Reproduce every entry that follows word for word, but omit the images.

-- start TASK INPUTS --

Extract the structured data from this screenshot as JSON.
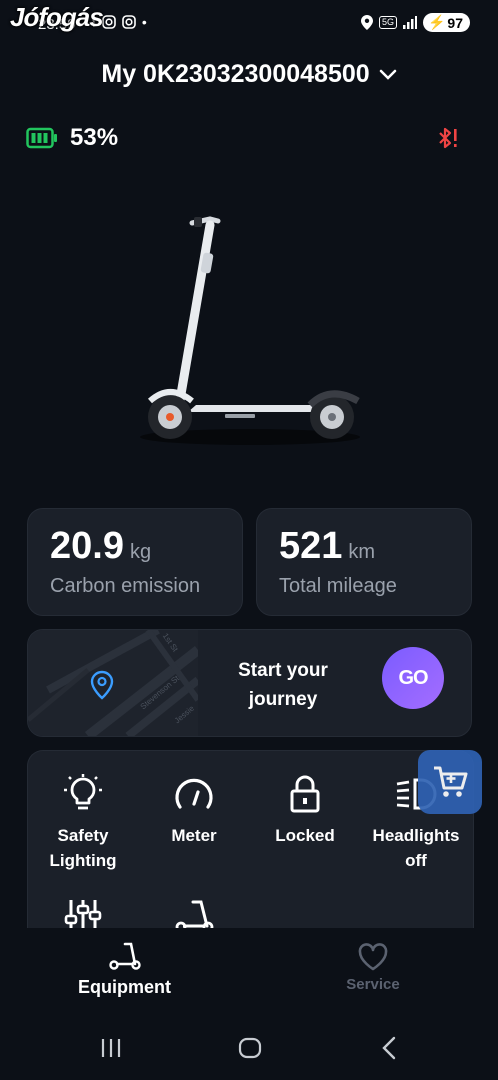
{
  "watermark": "Jófogás",
  "status": {
    "time": "23:59",
    "network": "5G",
    "battery": "97"
  },
  "device": {
    "title": "My 0K23032300048500"
  },
  "battery": {
    "percent": "53%"
  },
  "stats": [
    {
      "value": "20.9",
      "unit": "kg",
      "label": "Carbon emission"
    },
    {
      "value": "521",
      "unit": "km",
      "label": "Total mileage"
    }
  ],
  "journey": {
    "text_line1": "Start your",
    "text_line2": "journey",
    "go_label": "GO",
    "map_labels": [
      "1st St",
      "Stevenson St",
      "Jessie"
    ]
  },
  "features": [
    {
      "line1": "Safety",
      "line2": "Lighting",
      "icon": "bulb-icon"
    },
    {
      "line1": "Meter",
      "line2": "",
      "icon": "gauge-icon"
    },
    {
      "line1": "Locked",
      "line2": "",
      "icon": "lock-icon"
    },
    {
      "line1": "Headlights",
      "line2": "off",
      "icon": "headlight-icon"
    }
  ],
  "nav": {
    "equipment": "Equipment",
    "service": "Service"
  },
  "colors": {
    "accent": "#7b5cff",
    "battery_green": "#22c55e",
    "bt_warning": "#ef4444",
    "cart_blue": "#2f62b3"
  }
}
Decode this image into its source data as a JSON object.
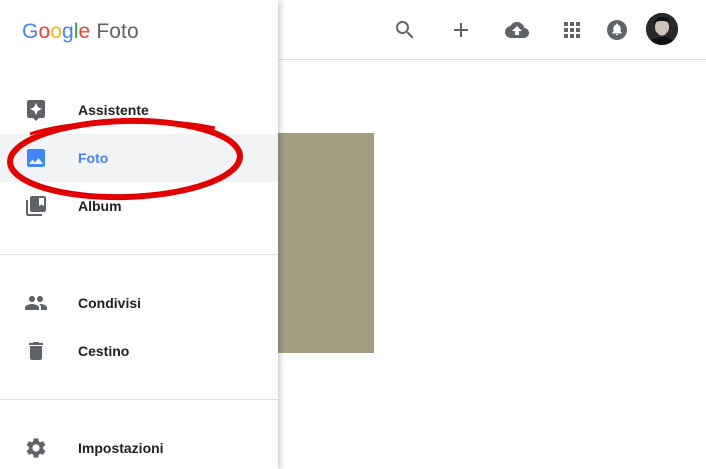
{
  "brand": {
    "google_letters": [
      {
        "char": "G",
        "color": "#4285F4"
      },
      {
        "char": "o",
        "color": "#EA4335"
      },
      {
        "char": "o",
        "color": "#FBBC05"
      },
      {
        "char": "g",
        "color": "#4285F4"
      },
      {
        "char": "l",
        "color": "#34A853"
      },
      {
        "char": "e",
        "color": "#EA4335"
      }
    ],
    "app_name": "Foto"
  },
  "topbar": {
    "icons": [
      "search-icon",
      "add-icon",
      "upload-cloud-icon",
      "apps-grid-icon",
      "notifications-icon"
    ]
  },
  "drawer": {
    "items": [
      {
        "label": "Assistente",
        "icon": "assistant-icon",
        "active": false
      },
      {
        "label": "Foto",
        "icon": "photo-icon",
        "active": true
      },
      {
        "label": "Album",
        "icon": "album-icon",
        "active": false
      },
      {
        "label": "Condivisi",
        "icon": "shared-people-icon",
        "active": false
      },
      {
        "label": "Cestino",
        "icon": "trash-icon",
        "active": false
      },
      {
        "label": "Impostazioni",
        "icon": "settings-gear-icon",
        "active": false
      }
    ]
  },
  "colors": {
    "accent": "#4285F4",
    "active_bg": "#F1F3F4",
    "annotation": "#E00000",
    "photo_placeholder": "#A39C7F"
  }
}
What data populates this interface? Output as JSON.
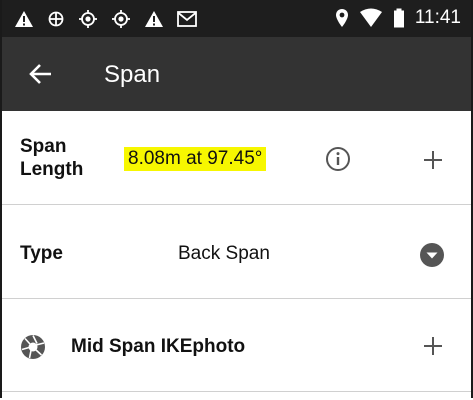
{
  "status_bar": {
    "time": "11:41",
    "left_icons": [
      "warning-icon",
      "gps-crosshair-icon",
      "location-target-icon",
      "location-target-icon",
      "warning-icon",
      "gmail-icon"
    ],
    "right_icons": [
      "location-pin-icon",
      "wifi-icon",
      "battery-icon"
    ]
  },
  "app_bar": {
    "title": "Span",
    "back_icon": "arrow-left-icon"
  },
  "rows": {
    "span_length": {
      "label": "Span Length",
      "value": "8.08m at 97.45°",
      "highlight_color": "#f7f700"
    },
    "type": {
      "label": "Type",
      "value": "Back Span"
    },
    "mid_span_photo": {
      "label": "Mid Span IKEphoto"
    }
  },
  "colors": {
    "status_bar_bg": "#1e1e1e",
    "app_bar_bg": "#333333",
    "divider": "#d0d0d0",
    "icon_gray": "#555555"
  }
}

-- end TASK INPUTS --

- [WRITTEN RESPONSE]
Extract the structured data from this screenshot as JSON.
{
  "watermark": "Jófogás",
  "status": {
    "time": "23:59",
    "network": "5G",
    "battery": "97"
  },
  "device": {
    "title": "My 0K23032300048500"
  },
  "battery": {
    "percent": "53%"
  },
  "stats": [
    {
      "value": "20.9",
      "unit": "kg",
      "label": "Carbon emission"
    },
    {
      "value": "521",
      "unit": "km",
      "label": "Total mileage"
    }
  ],
  "journey": {
    "text_line1": "Start your",
    "text_line2": "journey",
    "go_label": "GO",
    "map_labels": [
      "1st St",
      "Stevenson St",
      "Jessie"
    ]
  },
  "features": [
    {
      "line1": "Safety",
      "line2": "Lighting",
      "icon": "bulb-icon"
    },
    {
      "line1": "Meter",
      "line2": "",
      "icon": "gauge-icon"
    },
    {
      "line1": "Locked",
      "line2": "",
      "icon": "lock-icon"
    },
    {
      "line1": "Headlights",
      "line2": "off",
      "icon": "headlight-icon"
    }
  ],
  "nav": {
    "equipment": "Equipment",
    "service": "Service"
  },
  "colors": {
    "accent": "#7b5cff",
    "battery_green": "#22c55e",
    "bt_warning": "#ef4444",
    "cart_blue": "#2f62b3"
  }
}
Decode this image into its source data as a JSON object.
{
  "brand": {
    "google_letters": [
      {
        "char": "G",
        "color": "#4285F4"
      },
      {
        "char": "o",
        "color": "#EA4335"
      },
      {
        "char": "o",
        "color": "#FBBC05"
      },
      {
        "char": "g",
        "color": "#4285F4"
      },
      {
        "char": "l",
        "color": "#34A853"
      },
      {
        "char": "e",
        "color": "#EA4335"
      }
    ],
    "app_name": "Foto"
  },
  "topbar": {
    "icons": [
      "search-icon",
      "add-icon",
      "upload-cloud-icon",
      "apps-grid-icon",
      "notifications-icon"
    ]
  },
  "drawer": {
    "items": [
      {
        "label": "Assistente",
        "icon": "assistant-icon",
        "active": false
      },
      {
        "label": "Foto",
        "icon": "photo-icon",
        "active": true
      },
      {
        "label": "Album",
        "icon": "album-icon",
        "active": false
      },
      {
        "label": "Condivisi",
        "icon": "shared-people-icon",
        "active": false
      },
      {
        "label": "Cestino",
        "icon": "trash-icon",
        "active": false
      },
      {
        "label": "Impostazioni",
        "icon": "settings-gear-icon",
        "active": false
      }
    ]
  },
  "colors": {
    "accent": "#4285F4",
    "active_bg": "#F1F3F4",
    "annotation": "#E00000",
    "photo_placeholder": "#A39C7F"
  }
}
What data populates this interface? Output as JSON.
{
  "status_bar": {
    "time": "11:41",
    "left_icons": [
      "warning-icon",
      "gps-crosshair-icon",
      "location-target-icon",
      "location-target-icon",
      "warning-icon",
      "gmail-icon"
    ],
    "right_icons": [
      "location-pin-icon",
      "wifi-icon",
      "battery-icon"
    ]
  },
  "app_bar": {
    "title": "Span",
    "back_icon": "arrow-left-icon"
  },
  "rows": {
    "span_length": {
      "label": "Span Length",
      "value": "8.08m at 97.45°",
      "highlight_color": "#f7f700"
    },
    "type": {
      "label": "Type",
      "value": "Back Span"
    },
    "mid_span_photo": {
      "label": "Mid Span IKEphoto"
    }
  },
  "colors": {
    "status_bar_bg": "#1e1e1e",
    "app_bar_bg": "#333333",
    "divider": "#d0d0d0",
    "icon_gray": "#555555"
  }
}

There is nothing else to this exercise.